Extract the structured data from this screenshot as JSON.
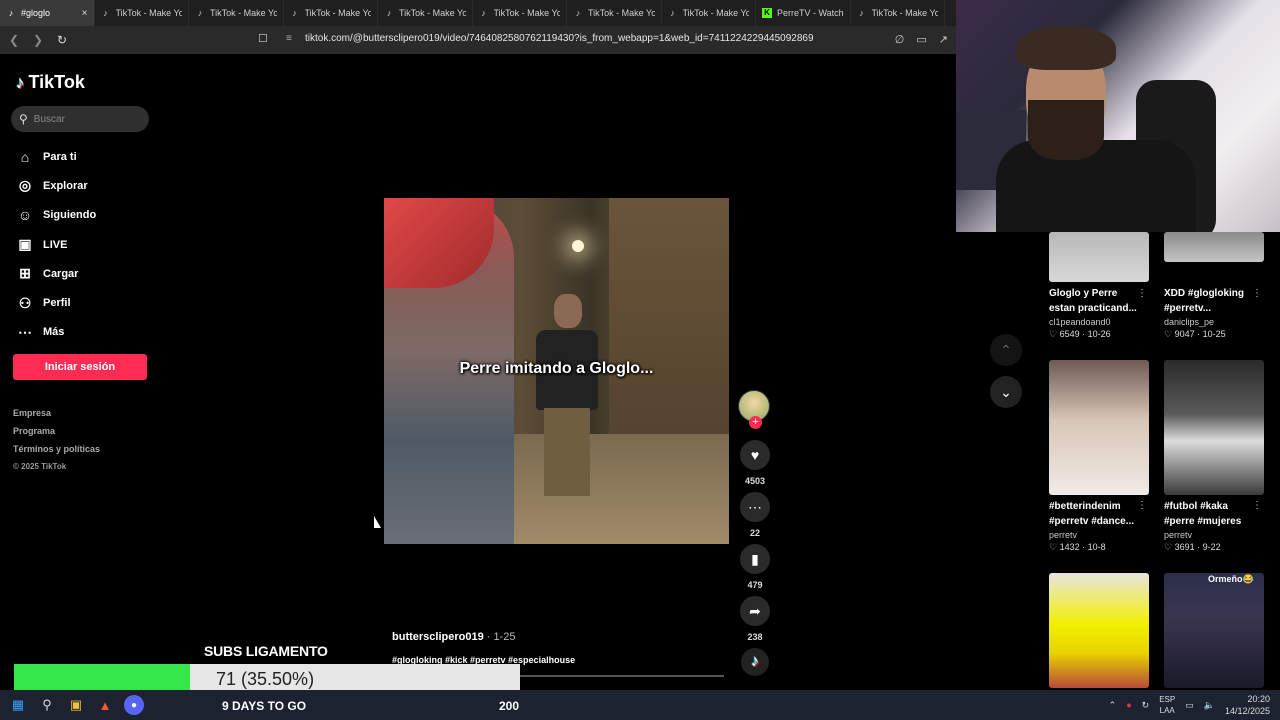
{
  "browser": {
    "tabs": [
      {
        "label": "#gloglo",
        "icon": "tiktok-icon",
        "active": true
      },
      {
        "label": "TikTok - Make Yo",
        "icon": "tiktok-icon"
      },
      {
        "label": "TikTok - Make Yo",
        "icon": "tiktok-icon"
      },
      {
        "label": "TikTok - Make Yo",
        "icon": "tiktok-icon"
      },
      {
        "label": "TikTok - Make Yo",
        "icon": "tiktok-icon"
      },
      {
        "label": "TikTok - Make Yo",
        "icon": "tiktok-icon"
      },
      {
        "label": "TikTok - Make Yo",
        "icon": "tiktok-icon"
      },
      {
        "label": "TikTok - Make Yo",
        "icon": "tiktok-icon"
      },
      {
        "label": "PerreTV - Watch",
        "icon": "kick-icon"
      },
      {
        "label": "TikTok - Make Yo",
        "icon": "tiktok-icon"
      }
    ],
    "url": "tiktok.com/@buttersclipero019/video/7464082580762119430?is_from_webapp=1&web_id=7411224229445092869"
  },
  "sidebar": {
    "logo": "TikTok",
    "search_placeholder": "Buscar",
    "nav": [
      {
        "label": "Para ti",
        "icon": "home-icon"
      },
      {
        "label": "Explorar",
        "icon": "compass-icon"
      },
      {
        "label": "Siguiendo",
        "icon": "following-icon"
      },
      {
        "label": "LIVE",
        "icon": "live-icon"
      },
      {
        "label": "Cargar",
        "icon": "upload-icon"
      },
      {
        "label": "Perfil",
        "icon": "profile-icon"
      },
      {
        "label": "Más",
        "icon": "more-icon"
      }
    ],
    "login_label": "Iniciar sesión",
    "footer_links": [
      "Empresa",
      "Programa",
      "Términos y políticas"
    ],
    "copyright": "© 2025 TikTok"
  },
  "video": {
    "caption_overlay": "Perre imitando a Gloglo...",
    "author": "buttersclipero019",
    "date": "1-25",
    "hashtags": "#glogloking #kick #perretv #especialhouse",
    "progress": 0.0
  },
  "actions": {
    "likes": "4503",
    "comments": "22",
    "saves": "479",
    "shares": "238"
  },
  "recommended": [
    {
      "title": "Gloglo y Perre estan practicand...",
      "author": "cl1peandoand0",
      "likes": "6549",
      "date": "10-26"
    },
    {
      "title": "XDD #glogloking #perretv...",
      "author": "daniclips_pe",
      "likes": "9047",
      "date": "10-25"
    },
    {
      "title": "#betterindenim #perretv #dance...",
      "author": "perretv",
      "likes": "1432",
      "date": "10-8"
    },
    {
      "title": "#futbol #kaka #perre #mujeres",
      "author": "perretv",
      "likes": "3691",
      "date": "9-22"
    },
    {
      "title": "",
      "author": "",
      "likes": "",
      "date": ""
    },
    {
      "title": "",
      "author": "",
      "likes": "",
      "date": ""
    }
  ],
  "thumb_text": {
    "ormeno": "Ormeño😂"
  },
  "overlay": {
    "subs_title": "SUBS LIGAMENTO",
    "subs_value": "71 (35.50%)",
    "subs_fraction": 0.355,
    "days_left": "9 DAYS TO GO",
    "goal": "200"
  },
  "taskbar": {
    "lang_top": "ESP",
    "lang_bottom": "LAA",
    "time": "20:20",
    "date": "14/12/2025"
  },
  "colors": {
    "accent": "#fe2c55",
    "progress_fill": "#33e64a"
  }
}
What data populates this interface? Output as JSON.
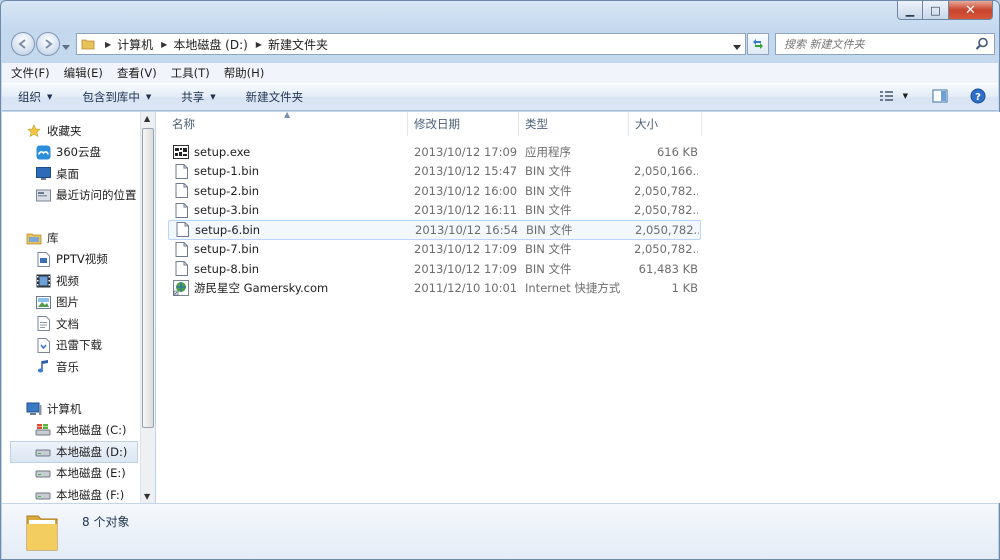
{
  "window": {
    "caption": {
      "minimize": "▁",
      "maximize": "□",
      "close": "✕"
    }
  },
  "address": {
    "crumbs": [
      "计算机",
      "本地磁盘 (D:)",
      "新建文件夹"
    ]
  },
  "search": {
    "placeholder": "搜索 新建文件夹"
  },
  "menu": [
    "文件(F)",
    "编辑(E)",
    "查看(V)",
    "工具(T)",
    "帮助(H)"
  ],
  "toolbar": {
    "organize": "组织",
    "include_library": "包含到库中",
    "share": "共享",
    "new_folder": "新建文件夹"
  },
  "navpane": {
    "favorites": {
      "label": "收藏夹",
      "items": [
        "360云盘",
        "桌面",
        "最近访问的位置"
      ]
    },
    "libraries": {
      "label": "库",
      "items": [
        "PPTV视频",
        "视频",
        "图片",
        "文档",
        "迅雷下载",
        "音乐"
      ]
    },
    "computer": {
      "label": "计算机",
      "items": [
        "本地磁盘 (C:)",
        "本地磁盘 (D:)",
        "本地磁盘 (E:)",
        "本地磁盘 (F:)"
      ],
      "selected_index": 1
    }
  },
  "columns": [
    "名称",
    "修改日期",
    "类型",
    "大小"
  ],
  "files": [
    {
      "name": "setup.exe",
      "date": "2013/10/12 17:09",
      "type": "应用程序",
      "size": "616 KB",
      "icon": "exe-icon"
    },
    {
      "name": "setup-1.bin",
      "date": "2013/10/12 15:47",
      "type": "BIN 文件",
      "size": "2,050,166...",
      "icon": "file-icon"
    },
    {
      "name": "setup-2.bin",
      "date": "2013/10/12 16:00",
      "type": "BIN 文件",
      "size": "2,050,782...",
      "icon": "file-icon"
    },
    {
      "name": "setup-3.bin",
      "date": "2013/10/12 16:11",
      "type": "BIN 文件",
      "size": "2,050,782...",
      "icon": "file-icon"
    },
    {
      "name": "setup-6.bin",
      "date": "2013/10/12 16:54",
      "type": "BIN 文件",
      "size": "2,050,782...",
      "icon": "file-icon"
    },
    {
      "name": "setup-7.bin",
      "date": "2013/10/12 17:09",
      "type": "BIN 文件",
      "size": "2,050,782...",
      "icon": "file-icon"
    },
    {
      "name": "setup-8.bin",
      "date": "2013/10/12 17:09",
      "type": "BIN 文件",
      "size": "61,483 KB",
      "icon": "file-icon"
    },
    {
      "name": "游民星空 Gamersky.com",
      "date": "2011/12/10 10:01",
      "type": "Internet 快捷方式",
      "size": "1 KB",
      "icon": "internet-shortcut-icon"
    }
  ],
  "hover_row": 4,
  "status": {
    "count": "8 个对象"
  }
}
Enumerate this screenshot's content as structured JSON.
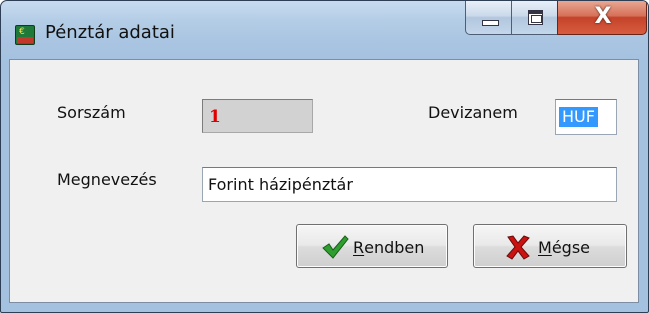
{
  "window": {
    "title": "Pénztár adatai",
    "icon": "cash-register-app-icon",
    "controls": {
      "minimize_icon": "minimize-icon",
      "maximize_icon": "maximize-icon",
      "close_glyph": "X"
    }
  },
  "form": {
    "sorszam_label": "Sorszám",
    "sorszam_value": "1",
    "devizanem_label": "Devizanem",
    "devizanem_value": "HUF",
    "megnevezes_label": "Megnevezés",
    "megnevezes_value": "Forint házipénztár"
  },
  "buttons": {
    "ok": {
      "accel": "R",
      "rest": "endben",
      "icon": "checkmark-icon",
      "icon_color": "#2e9e2e"
    },
    "cancel": {
      "accel": "M",
      "rest": "égse",
      "icon": "cross-icon",
      "icon_color": "#cc1111"
    }
  },
  "colors": {
    "sorszam_value": "#e00000",
    "selection": "#3399ff",
    "close_button": "#c4432a"
  }
}
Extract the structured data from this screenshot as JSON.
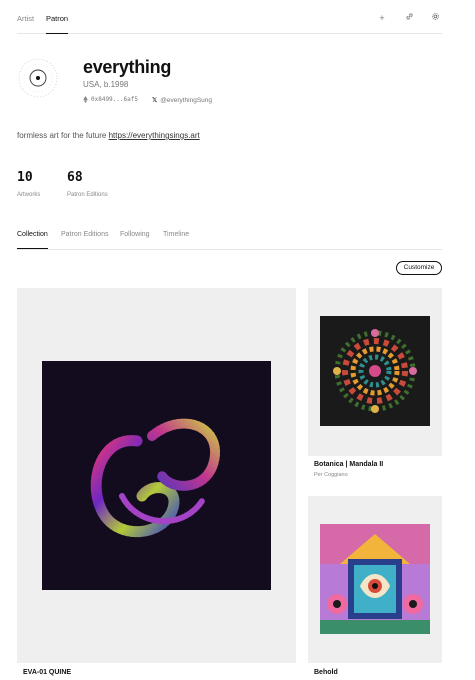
{
  "top_tabs": [
    "Artist",
    "Patron"
  ],
  "top_icons": [
    "plus-icon",
    "link-icon",
    "settings-icon"
  ],
  "profile": {
    "name": "everything",
    "location": "USA, b.1998",
    "wallet": "0x8499...6af5",
    "twitter": "@everythingSung",
    "bio_text": "formless art for the future ",
    "bio_link": "https://everythingsings.art"
  },
  "stats": [
    {
      "value": "10",
      "label": "Artworks"
    },
    {
      "value": "68",
      "label": "Patron Editions"
    }
  ],
  "tabs": [
    "Collection",
    "Patron Editions",
    "Following",
    "Timeline"
  ],
  "customize_label": "Customize",
  "artworks": [
    {
      "title": "EVA-01 QUINE",
      "artist": ""
    },
    {
      "title": "Botanica | Mandala II",
      "artist": "Per Coggiano"
    },
    {
      "title": "Behold",
      "artist": ""
    }
  ]
}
----
• **EXERCISE REQUIREMENTS**: Output nothing but the number of lines in the data containing the string "video".

• **THE OUTPUT**: 2